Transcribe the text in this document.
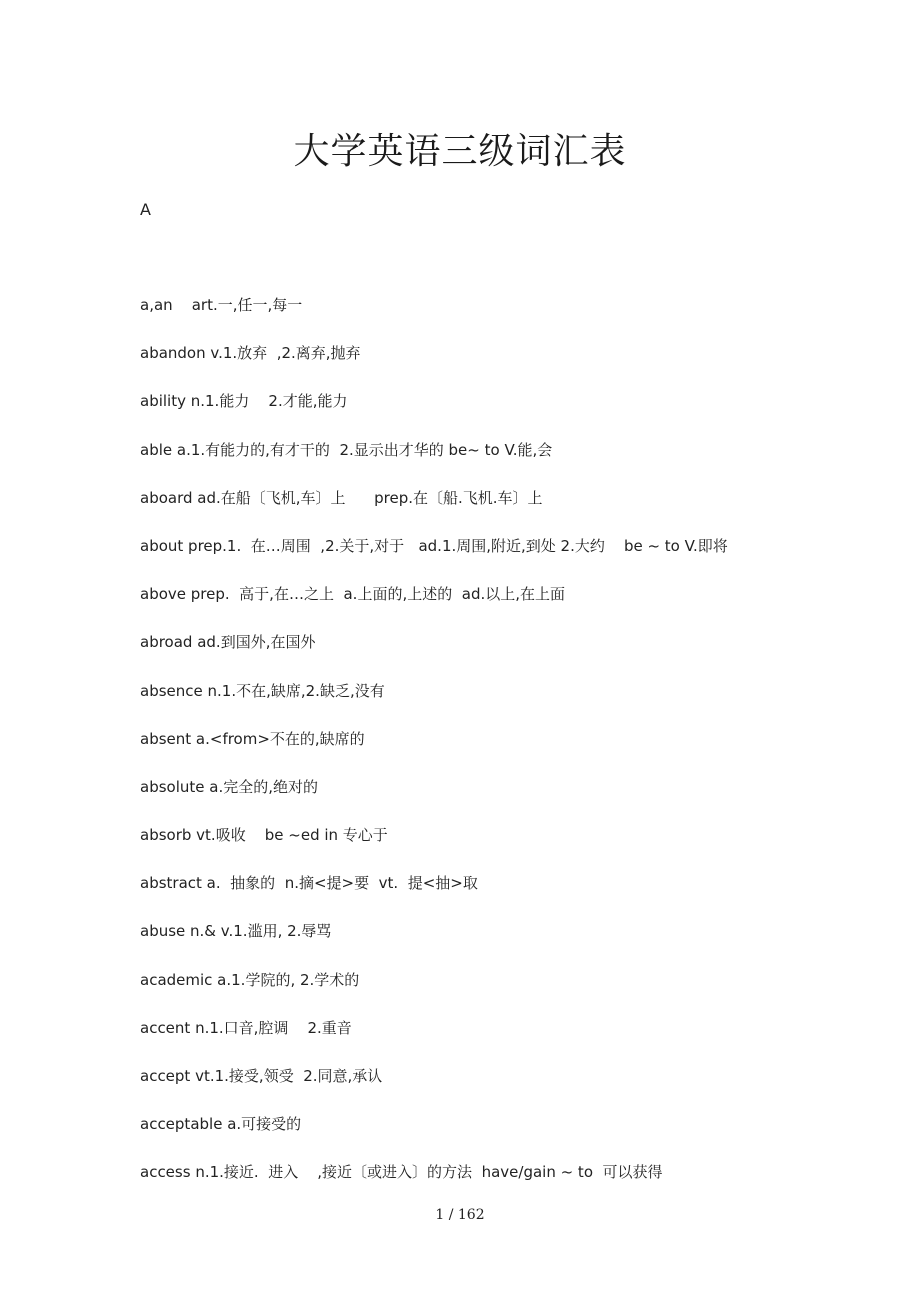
大学英语三级词汇表
A
a,an    art.一,任一,每一
abandon v.1.放弃  ,2.离弃,抛弃
ability n.1.能力    2.才能,能力
able a.1.有能力的,有才干的  2.显示出才华的 be~ to V.能,会
aboard ad.在船〔飞机,车〕上      prep.在〔船.飞机.车〕上
about prep.1.  在…周围  ,2.关于,对于   ad.1.周围,附近,到处 2.大约    be ~ to V.即将
above prep.  高于,在…之上  a.上面的,上述的  ad.以上,在上面
abroad ad.到国外,在国外
absence n.1.不在,缺席,2.缺乏,没有
absent a.<from>不在的,缺席的
absolute a.完全的,绝对的
absorb vt.吸收    be ~ed in 专心于
abstract a.  抽象的  n.摘<提>要  vt.  提<抽>取
abuse n.& v.1.滥用, 2.辱骂
academic a.1.学院的, 2.学术的
accent n.1.口音,腔调    2.重音
accept vt.1.接受,领受  2.同意,承认
acceptable a.可接受的
access n.1.接近.  进入    ,接近〔或进入〕的方法  have/gain ~ to  可以获得
1 / 162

___

Copy out each line of the records where the string "prep" appears.

aboard ad.在船〔飞机,车〕上      prep.在〔船.飞机.车〕上
about prep.1.  在…周围  ,2.关于,对于   ad.1.周围,附近,到处 2.大约    be ~ to V.即将
above prep.  高于,在…之上  a.上面的,上述的  ad.以上,在上面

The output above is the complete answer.